Exercise> Return, word for word, every line that follows.

━━━ Records provided

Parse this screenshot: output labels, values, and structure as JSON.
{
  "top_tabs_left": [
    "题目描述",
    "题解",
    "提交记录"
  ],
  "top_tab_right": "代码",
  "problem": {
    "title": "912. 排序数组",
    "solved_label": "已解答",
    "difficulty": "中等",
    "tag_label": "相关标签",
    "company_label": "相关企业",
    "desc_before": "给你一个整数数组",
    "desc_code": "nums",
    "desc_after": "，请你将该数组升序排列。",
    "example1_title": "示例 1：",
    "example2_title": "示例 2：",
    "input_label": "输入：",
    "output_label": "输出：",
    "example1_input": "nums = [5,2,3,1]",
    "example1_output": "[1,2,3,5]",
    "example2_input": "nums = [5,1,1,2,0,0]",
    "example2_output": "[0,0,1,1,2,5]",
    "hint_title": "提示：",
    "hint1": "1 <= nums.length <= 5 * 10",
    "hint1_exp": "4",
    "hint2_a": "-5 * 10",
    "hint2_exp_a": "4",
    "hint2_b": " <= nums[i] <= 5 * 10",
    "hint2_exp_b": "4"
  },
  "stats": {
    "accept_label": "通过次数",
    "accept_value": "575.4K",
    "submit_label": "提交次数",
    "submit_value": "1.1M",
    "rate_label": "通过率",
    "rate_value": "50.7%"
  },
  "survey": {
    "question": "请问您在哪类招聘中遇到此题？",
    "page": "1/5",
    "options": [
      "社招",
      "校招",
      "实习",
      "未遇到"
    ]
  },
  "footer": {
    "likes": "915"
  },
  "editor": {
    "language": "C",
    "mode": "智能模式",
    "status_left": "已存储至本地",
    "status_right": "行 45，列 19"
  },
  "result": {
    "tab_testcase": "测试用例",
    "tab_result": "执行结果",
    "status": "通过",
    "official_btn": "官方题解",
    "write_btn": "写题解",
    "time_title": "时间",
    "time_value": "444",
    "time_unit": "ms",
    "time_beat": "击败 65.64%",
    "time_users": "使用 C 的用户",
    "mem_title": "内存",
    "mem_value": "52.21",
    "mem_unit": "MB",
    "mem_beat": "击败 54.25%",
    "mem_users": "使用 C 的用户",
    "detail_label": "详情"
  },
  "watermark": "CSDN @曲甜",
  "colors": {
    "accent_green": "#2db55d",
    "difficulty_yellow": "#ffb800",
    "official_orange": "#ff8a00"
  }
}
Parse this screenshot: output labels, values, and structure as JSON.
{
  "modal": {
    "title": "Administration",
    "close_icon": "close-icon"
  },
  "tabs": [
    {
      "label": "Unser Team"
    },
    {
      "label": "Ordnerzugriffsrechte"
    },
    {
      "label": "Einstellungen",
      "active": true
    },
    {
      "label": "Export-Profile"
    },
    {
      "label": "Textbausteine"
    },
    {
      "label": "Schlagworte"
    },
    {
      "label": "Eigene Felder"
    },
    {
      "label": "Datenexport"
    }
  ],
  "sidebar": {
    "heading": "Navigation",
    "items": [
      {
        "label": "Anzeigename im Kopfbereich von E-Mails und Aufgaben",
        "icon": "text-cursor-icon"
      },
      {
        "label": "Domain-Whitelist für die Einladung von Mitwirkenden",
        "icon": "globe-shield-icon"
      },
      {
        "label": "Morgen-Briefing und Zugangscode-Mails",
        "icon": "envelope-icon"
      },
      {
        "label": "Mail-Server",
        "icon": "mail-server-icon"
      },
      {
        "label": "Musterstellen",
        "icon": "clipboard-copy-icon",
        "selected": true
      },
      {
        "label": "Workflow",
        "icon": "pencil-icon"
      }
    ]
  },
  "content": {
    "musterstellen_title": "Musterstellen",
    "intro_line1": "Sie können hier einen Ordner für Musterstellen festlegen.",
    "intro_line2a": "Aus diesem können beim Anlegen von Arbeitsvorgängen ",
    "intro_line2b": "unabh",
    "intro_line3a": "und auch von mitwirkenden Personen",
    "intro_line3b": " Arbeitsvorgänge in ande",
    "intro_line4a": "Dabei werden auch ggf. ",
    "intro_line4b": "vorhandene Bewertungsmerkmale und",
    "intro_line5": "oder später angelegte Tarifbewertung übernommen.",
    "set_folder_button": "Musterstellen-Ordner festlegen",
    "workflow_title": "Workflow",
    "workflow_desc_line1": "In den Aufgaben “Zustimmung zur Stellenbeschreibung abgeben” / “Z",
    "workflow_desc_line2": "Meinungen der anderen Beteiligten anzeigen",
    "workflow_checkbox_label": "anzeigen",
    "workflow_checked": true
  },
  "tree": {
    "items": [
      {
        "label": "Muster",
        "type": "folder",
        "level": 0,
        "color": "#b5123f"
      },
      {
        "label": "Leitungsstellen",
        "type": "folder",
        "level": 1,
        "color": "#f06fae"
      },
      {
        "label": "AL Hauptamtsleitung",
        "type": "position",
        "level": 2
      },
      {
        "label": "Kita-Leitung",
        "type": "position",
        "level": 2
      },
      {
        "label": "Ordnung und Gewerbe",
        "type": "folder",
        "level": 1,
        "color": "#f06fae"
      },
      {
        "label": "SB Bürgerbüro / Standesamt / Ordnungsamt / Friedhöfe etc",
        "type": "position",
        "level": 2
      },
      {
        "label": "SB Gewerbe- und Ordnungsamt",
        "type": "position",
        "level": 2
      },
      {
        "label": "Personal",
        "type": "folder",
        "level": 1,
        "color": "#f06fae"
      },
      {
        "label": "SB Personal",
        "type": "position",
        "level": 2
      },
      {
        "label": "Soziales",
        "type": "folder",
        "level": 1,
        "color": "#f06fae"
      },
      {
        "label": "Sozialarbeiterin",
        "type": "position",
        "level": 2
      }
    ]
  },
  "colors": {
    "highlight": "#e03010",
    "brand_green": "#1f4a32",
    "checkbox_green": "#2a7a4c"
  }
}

━━━━━━

Complete answer>
Parse this screenshot: output labels, values, and structure as JSON.
{
  "top_tabs_left": [
    "题目描述",
    "题解",
    "提交记录"
  ],
  "top_tab_right": "代码",
  "problem": {
    "title": "912. 排序数组",
    "solved_label": "已解答",
    "difficulty": "中等",
    "tag_label": "相关标签",
    "company_label": "相关企业",
    "desc_before": "给你一个整数数组",
    "desc_code": "nums",
    "desc_after": "，请你将该数组升序排列。",
    "example1_title": "示例 1：",
    "example2_title": "示例 2：",
    "input_label": "输入：",
    "output_label": "输出：",
    "example1_input": "nums = [5,2,3,1]",
    "example1_output": "[1,2,3,5]",
    "example2_input": "nums = [5,1,1,2,0,0]",
    "example2_output": "[0,0,1,1,2,5]",
    "hint_title": "提示：",
    "hint1": "1 <= nums.length <= 5 * 10",
    "hint1_exp": "4",
    "hint2_a": "-5 * 10",
    "hint2_exp_a": "4",
    "hint2_b": " <= nums[i] <= 5 * 10",
    "hint2_exp_b": "4"
  },
  "stats": {
    "accept_label": "通过次数",
    "accept_value": "575.4K",
    "submit_label": "提交次数",
    "submit_value": "1.1M",
    "rate_label": "通过率",
    "rate_value": "50.7%"
  },
  "survey": {
    "question": "请问您在哪类招聘中遇到此题？",
    "page": "1/5",
    "options": [
      "社招",
      "校招",
      "实习",
      "未遇到"
    ]
  },
  "footer": {
    "likes": "915"
  },
  "editor": {
    "language": "C",
    "mode": "智能模式",
    "status_left": "已存储至本地",
    "status_right": "行 45，列 19"
  },
  "result": {
    "tab_testcase": "测试用例",
    "tab_result": "执行结果",
    "status": "通过",
    "official_btn": "官方题解",
    "write_btn": "写题解",
    "time_title": "时间",
    "time_value": "444",
    "time_unit": "ms",
    "time_beat": "击败 65.64%",
    "time_users": "使用 C 的用户",
    "mem_title": "内存",
    "mem_value": "52.21",
    "mem_unit": "MB",
    "mem_beat": "击败 54.25%",
    "mem_users": "使用 C 的用户",
    "detail_label": "详情"
  },
  "watermark": "CSDN @曲甜",
  "colors": {
    "accent_green": "#2db55d",
    "difficulty_yellow": "#ffb800",
    "official_orange": "#ff8a00"
  }
}
Parse this screenshot: output labels, values, and structure as JSON.
{
  "modal": {
    "title": "Administration",
    "close_icon": "close-icon"
  },
  "tabs": [
    {
      "label": "Unser Team"
    },
    {
      "label": "Ordnerzugriffsrechte"
    },
    {
      "label": "Einstellungen",
      "active": true
    },
    {
      "label": "Export-Profile"
    },
    {
      "label": "Textbausteine"
    },
    {
      "label": "Schlagworte"
    },
    {
      "label": "Eigene Felder"
    },
    {
      "label": "Datenexport"
    }
  ],
  "sidebar": {
    "heading": "Navigation",
    "items": [
      {
        "label": "Anzeigename im Kopfbereich von E-Mails und Aufgaben",
        "icon": "text-cursor-icon"
      },
      {
        "label": "Domain-Whitelist für die Einladung von Mitwirkenden",
        "icon": "globe-shield-icon"
      },
      {
        "label": "Morgen-Briefing und Zugangscode-Mails",
        "icon": "envelope-icon"
      },
      {
        "label": "Mail-Server",
        "icon": "mail-server-icon"
      },
      {
        "label": "Musterstellen",
        "icon": "clipboard-copy-icon",
        "selected": true
      },
      {
        "label": "Workflow",
        "icon": "pencil-icon"
      }
    ]
  },
  "content": {
    "musterstellen_title": "Musterstellen",
    "intro_line1": "Sie können hier einen Ordner für Musterstellen festlegen.",
    "intro_line2a": "Aus diesem können beim Anlegen von Arbeitsvorgängen ",
    "intro_line2b": "unabh",
    "intro_line3a": "und auch von mitwirkenden Personen",
    "intro_line3b": " Arbeitsvorgänge in ande",
    "intro_line4a": "Dabei werden auch ggf. ",
    "intro_line4b": "vorhandene Bewertungsmerkmale und",
    "intro_line5": "oder später angelegte Tarifbewertung übernommen.",
    "set_folder_button": "Musterstellen-Ordner festlegen",
    "workflow_title": "Workflow",
    "workflow_desc_line1": "In den Aufgaben “Zustimmung zur Stellenbeschreibung abgeben” / “Z",
    "workflow_desc_line2": "Meinungen der anderen Beteiligten anzeigen",
    "workflow_checkbox_label": "anzeigen",
    "workflow_checked": true
  },
  "tree": {
    "items": [
      {
        "label": "Muster",
        "type": "folder",
        "level": 0,
        "color": "#b5123f"
      },
      {
        "label": "Leitungsstellen",
        "type": "folder",
        "level": 1,
        "color": "#f06fae"
      },
      {
        "label": "AL Hauptamtsleitung",
        "type": "position",
        "level": 2
      },
      {
        "label": "Kita-Leitung",
        "type": "position",
        "level": 2
      },
      {
        "label": "Ordnung und Gewerbe",
        "type": "folder",
        "level": 1,
        "color": "#f06fae"
      },
      {
        "label": "SB Bürgerbüro / Standesamt / Ordnungsamt / Friedhöfe etc",
        "type": "position",
        "level": 2
      },
      {
        "label": "SB Gewerbe- und Ordnungsamt",
        "type": "position",
        "level": 2
      },
      {
        "label": "Personal",
        "type": "folder",
        "level": 1,
        "color": "#f06fae"
      },
      {
        "label": "SB Personal",
        "type": "position",
        "level": 2
      },
      {
        "label": "Soziales",
        "type": "folder",
        "level": 1,
        "color": "#f06fae"
      },
      {
        "label": "Sozialarbeiterin",
        "type": "position",
        "level": 2
      }
    ]
  },
  "colors": {
    "highlight": "#e03010",
    "brand_green": "#1f4a32",
    "checkbox_green": "#2a7a4c"
  }
}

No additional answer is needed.